- **THE PROBLEM**
Each entry in the listing below should be restated word for word.

- **Lines of data**
──────────────────────────────
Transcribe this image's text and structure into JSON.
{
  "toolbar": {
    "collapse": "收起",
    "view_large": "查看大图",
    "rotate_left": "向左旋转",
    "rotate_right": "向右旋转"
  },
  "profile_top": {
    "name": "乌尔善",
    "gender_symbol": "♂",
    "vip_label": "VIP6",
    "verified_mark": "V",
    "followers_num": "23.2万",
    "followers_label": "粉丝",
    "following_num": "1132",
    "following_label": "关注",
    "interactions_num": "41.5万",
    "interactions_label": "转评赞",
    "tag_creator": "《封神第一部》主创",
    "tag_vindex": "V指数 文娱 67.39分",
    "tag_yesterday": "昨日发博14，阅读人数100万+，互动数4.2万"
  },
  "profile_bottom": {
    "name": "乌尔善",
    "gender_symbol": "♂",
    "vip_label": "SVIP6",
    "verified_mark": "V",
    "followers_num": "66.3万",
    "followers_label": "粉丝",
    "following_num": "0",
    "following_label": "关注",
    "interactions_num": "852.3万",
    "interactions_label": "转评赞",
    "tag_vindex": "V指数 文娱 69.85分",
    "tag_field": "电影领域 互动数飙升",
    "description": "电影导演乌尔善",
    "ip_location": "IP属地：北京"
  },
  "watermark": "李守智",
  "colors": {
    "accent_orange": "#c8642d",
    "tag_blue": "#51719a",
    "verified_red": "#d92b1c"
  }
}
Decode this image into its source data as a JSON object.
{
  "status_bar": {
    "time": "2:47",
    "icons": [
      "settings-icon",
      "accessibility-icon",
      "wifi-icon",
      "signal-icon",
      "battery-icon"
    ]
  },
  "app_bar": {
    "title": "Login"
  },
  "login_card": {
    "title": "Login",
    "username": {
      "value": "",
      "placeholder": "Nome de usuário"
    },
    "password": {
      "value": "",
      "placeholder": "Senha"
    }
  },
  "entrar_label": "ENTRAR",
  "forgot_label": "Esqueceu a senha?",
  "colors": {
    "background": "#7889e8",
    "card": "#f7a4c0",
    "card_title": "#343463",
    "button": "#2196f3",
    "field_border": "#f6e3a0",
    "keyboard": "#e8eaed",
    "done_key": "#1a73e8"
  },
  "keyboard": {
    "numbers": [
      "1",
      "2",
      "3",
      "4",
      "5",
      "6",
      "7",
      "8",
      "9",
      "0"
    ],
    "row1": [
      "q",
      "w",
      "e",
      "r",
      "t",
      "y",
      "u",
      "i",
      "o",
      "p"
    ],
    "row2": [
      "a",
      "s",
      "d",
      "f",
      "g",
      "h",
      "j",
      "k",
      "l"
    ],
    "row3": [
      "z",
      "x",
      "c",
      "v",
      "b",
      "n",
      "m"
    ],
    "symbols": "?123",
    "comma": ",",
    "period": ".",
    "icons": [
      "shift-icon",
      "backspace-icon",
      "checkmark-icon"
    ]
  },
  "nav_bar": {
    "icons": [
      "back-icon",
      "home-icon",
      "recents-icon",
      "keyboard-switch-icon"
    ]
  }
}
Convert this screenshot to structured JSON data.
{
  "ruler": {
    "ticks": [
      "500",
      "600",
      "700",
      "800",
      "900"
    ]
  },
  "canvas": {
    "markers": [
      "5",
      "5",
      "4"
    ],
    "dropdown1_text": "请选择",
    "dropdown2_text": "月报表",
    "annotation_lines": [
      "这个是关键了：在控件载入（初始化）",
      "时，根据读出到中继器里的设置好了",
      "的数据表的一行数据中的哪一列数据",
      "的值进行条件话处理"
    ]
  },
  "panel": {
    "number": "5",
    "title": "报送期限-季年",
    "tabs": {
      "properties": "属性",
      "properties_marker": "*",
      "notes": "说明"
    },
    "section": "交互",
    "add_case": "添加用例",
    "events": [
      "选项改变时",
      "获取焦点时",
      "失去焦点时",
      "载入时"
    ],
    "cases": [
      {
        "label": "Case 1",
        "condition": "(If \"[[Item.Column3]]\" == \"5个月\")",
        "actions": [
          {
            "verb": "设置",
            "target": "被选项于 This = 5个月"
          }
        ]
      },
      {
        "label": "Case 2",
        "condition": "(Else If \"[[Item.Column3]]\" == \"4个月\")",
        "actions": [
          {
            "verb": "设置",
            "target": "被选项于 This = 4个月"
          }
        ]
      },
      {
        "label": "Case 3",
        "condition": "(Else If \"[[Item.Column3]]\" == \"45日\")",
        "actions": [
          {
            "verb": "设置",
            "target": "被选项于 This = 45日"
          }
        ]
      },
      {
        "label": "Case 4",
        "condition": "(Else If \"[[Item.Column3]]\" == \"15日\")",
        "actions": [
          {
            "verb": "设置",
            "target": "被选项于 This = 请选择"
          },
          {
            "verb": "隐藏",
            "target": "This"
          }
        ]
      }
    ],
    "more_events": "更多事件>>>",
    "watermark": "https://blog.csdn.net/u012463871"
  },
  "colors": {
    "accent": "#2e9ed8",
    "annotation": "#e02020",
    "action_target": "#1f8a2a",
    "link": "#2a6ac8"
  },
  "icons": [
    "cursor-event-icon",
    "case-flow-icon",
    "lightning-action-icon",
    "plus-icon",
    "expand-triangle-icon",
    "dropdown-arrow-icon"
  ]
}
──────────────────────────────
- **RESPONSE**
Transcribe this image's text and structure into JSON.
{
  "toolbar": {
    "collapse": "收起",
    "view_large": "查看大图",
    "rotate_left": "向左旋转",
    "rotate_right": "向右旋转"
  },
  "profile_top": {
    "name": "乌尔善",
    "gender_symbol": "♂",
    "vip_label": "VIP6",
    "verified_mark": "V",
    "followers_num": "23.2万",
    "followers_label": "粉丝",
    "following_num": "1132",
    "following_label": "关注",
    "interactions_num": "41.5万",
    "interactions_label": "转评赞",
    "tag_creator": "《封神第一部》主创",
    "tag_vindex": "V指数 文娱 67.39分",
    "tag_yesterday": "昨日发博14，阅读人数100万+，互动数4.2万"
  },
  "profile_bottom": {
    "name": "乌尔善",
    "gender_symbol": "♂",
    "vip_label": "SVIP6",
    "verified_mark": "V",
    "followers_num": "66.3万",
    "followers_label": "粉丝",
    "following_num": "0",
    "following_label": "关注",
    "interactions_num": "852.3万",
    "interactions_label": "转评赞",
    "tag_vindex": "V指数 文娱 69.85分",
    "tag_field": "电影领域 互动数飙升",
    "description": "电影导演乌尔善",
    "ip_location": "IP属地：北京"
  },
  "watermark": "李守智",
  "colors": {
    "accent_orange": "#c8642d",
    "tag_blue": "#51719a",
    "verified_red": "#d92b1c"
  }
}
Decode this image into its source data as a JSON object.
{
  "status_bar": {
    "time": "2:47",
    "icons": [
      "settings-icon",
      "accessibility-icon",
      "wifi-icon",
      "signal-icon",
      "battery-icon"
    ]
  },
  "app_bar": {
    "title": "Login"
  },
  "login_card": {
    "title": "Login",
    "username": {
      "value": "",
      "placeholder": "Nome de usuário"
    },
    "password": {
      "value": "",
      "placeholder": "Senha"
    }
  },
  "entrar_label": "ENTRAR",
  "forgot_label": "Esqueceu a senha?",
  "colors": {
    "background": "#7889e8",
    "card": "#f7a4c0",
    "card_title": "#343463",
    "button": "#2196f3",
    "field_border": "#f6e3a0",
    "keyboard": "#e8eaed",
    "done_key": "#1a73e8"
  },
  "keyboard": {
    "numbers": [
      "1",
      "2",
      "3",
      "4",
      "5",
      "6",
      "7",
      "8",
      "9",
      "0"
    ],
    "row1": [
      "q",
      "w",
      "e",
      "r",
      "t",
      "y",
      "u",
      "i",
      "o",
      "p"
    ],
    "row2": [
      "a",
      "s",
      "d",
      "f",
      "g",
      "h",
      "j",
      "k",
      "l"
    ],
    "row3": [
      "z",
      "x",
      "c",
      "v",
      "b",
      "n",
      "m"
    ],
    "symbols": "?123",
    "comma": ",",
    "period": ".",
    "icons": [
      "shift-icon",
      "backspace-icon",
      "checkmark-icon"
    ]
  },
  "nav_bar": {
    "icons": [
      "back-icon",
      "home-icon",
      "recents-icon",
      "keyboard-switch-icon"
    ]
  }
}
Convert this screenshot to structured JSON data.
{
  "ruler": {
    "ticks": [
      "500",
      "600",
      "700",
      "800",
      "900"
    ]
  },
  "canvas": {
    "markers": [
      "5",
      "5",
      "4"
    ],
    "dropdown1_text": "请选择",
    "dropdown2_text": "月报表",
    "annotation_lines": [
      "这个是关键了：在控件载入（初始化）",
      "时，根据读出到中继器里的设置好了",
      "的数据表的一行数据中的哪一列数据",
      "的值进行条件话处理"
    ]
  },
  "panel": {
    "number": "5",
    "title": "报送期限-季年",
    "tabs": {
      "properties": "属性",
      "properties_marker": "*",
      "notes": "说明"
    },
    "section": "交互",
    "add_case": "添加用例",
    "events": [
      "选项改变时",
      "获取焦点时",
      "失去焦点时",
      "载入时"
    ],
    "cases": [
      {
        "label": "Case 1",
        "condition": "(If \"[[Item.Column3]]\" == \"5个月\")",
        "actions": [
          {
            "verb": "设置",
            "target": "被选项于 This = 5个月"
          }
        ]
      },
      {
        "label": "Case 2",
        "condition": "(Else If \"[[Item.Column3]]\" == \"4个月\")",
        "actions": [
          {
            "verb": "设置",
            "target": "被选项于 This = 4个月"
          }
        ]
      },
      {
        "label": "Case 3",
        "condition": "(Else If \"[[Item.Column3]]\" == \"45日\")",
        "actions": [
          {
            "verb": "设置",
            "target": "被选项于 This = 45日"
          }
        ]
      },
      {
        "label": "Case 4",
        "condition": "(Else If \"[[Item.Column3]]\" == \"15日\")",
        "actions": [
          {
            "verb": "设置",
            "target": "被选项于 This = 请选择"
          },
          {
            "verb": "隐藏",
            "target": "This"
          }
        ]
      }
    ],
    "more_events": "更多事件>>>",
    "watermark": "https://blog.csdn.net/u012463871"
  },
  "colors": {
    "accent": "#2e9ed8",
    "annotation": "#e02020",
    "action_target": "#1f8a2a",
    "link": "#2a6ac8"
  },
  "icons": [
    "cursor-event-icon",
    "case-flow-icon",
    "lightning-action-icon",
    "plus-icon",
    "expand-triangle-icon",
    "dropdown-arrow-icon"
  ]
}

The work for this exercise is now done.